[Start]
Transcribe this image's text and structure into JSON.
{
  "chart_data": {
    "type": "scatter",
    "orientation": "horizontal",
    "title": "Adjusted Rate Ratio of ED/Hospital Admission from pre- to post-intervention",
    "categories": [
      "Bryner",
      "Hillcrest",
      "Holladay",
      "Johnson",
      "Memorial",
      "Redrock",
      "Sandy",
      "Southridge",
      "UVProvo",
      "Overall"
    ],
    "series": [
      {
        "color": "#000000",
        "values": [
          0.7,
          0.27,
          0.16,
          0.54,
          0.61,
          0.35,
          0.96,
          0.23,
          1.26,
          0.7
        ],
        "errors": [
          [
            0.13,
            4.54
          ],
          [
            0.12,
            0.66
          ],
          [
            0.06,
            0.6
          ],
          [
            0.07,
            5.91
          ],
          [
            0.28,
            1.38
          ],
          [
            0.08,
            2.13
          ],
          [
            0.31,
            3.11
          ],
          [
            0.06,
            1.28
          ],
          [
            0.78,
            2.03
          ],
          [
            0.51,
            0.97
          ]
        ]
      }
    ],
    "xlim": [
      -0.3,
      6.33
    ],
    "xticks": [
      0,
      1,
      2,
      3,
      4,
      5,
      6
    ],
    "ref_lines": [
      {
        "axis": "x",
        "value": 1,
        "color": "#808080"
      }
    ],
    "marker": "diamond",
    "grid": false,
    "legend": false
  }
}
[End]
**Request**
Restate each record word for word.

**Expected output**
Transcribe this image's text and structure into JSON.
{
  "chart_data": {
    "type": "scatter",
    "orientation": "horizontal",
    "title": "Adjusted Rate Ratio of ED/Hospital Admission from pre- to post-intervention",
    "categories": [
      "Bryner",
      "Hillcrest",
      "Holladay",
      "Johnson",
      "Memorial",
      "Redrock",
      "Sandy",
      "Southridge",
      "UVProvo",
      "Overall"
    ],
    "series": [
      {
        "color": "#000000",
        "values": [
          0.7,
          0.27,
          0.16,
          0.54,
          0.61,
          0.35,
          0.96,
          0.23,
          1.26,
          0.7
        ],
        "errors": [
          [
            0.13,
            4.54
          ],
          [
            0.12,
            0.66
          ],
          [
            0.06,
            0.6
          ],
          [
            0.07,
            5.91
          ],
          [
            0.28,
            1.38
          ],
          [
            0.08,
            2.13
          ],
          [
            0.31,
            3.11
          ],
          [
            0.06,
            1.28
          ],
          [
            0.78,
            2.03
          ],
          [
            0.51,
            0.97
          ]
        ]
      }
    ],
    "xlim": [
      -0.3,
      6.33
    ],
    "xticks": [
      0,
      1,
      2,
      3,
      4,
      5,
      6
    ],
    "ref_lines": [
      {
        "axis": "x",
        "value": 1,
        "color": "#808080"
      }
    ],
    "marker": "diamond",
    "grid": false,
    "legend": false
  }
}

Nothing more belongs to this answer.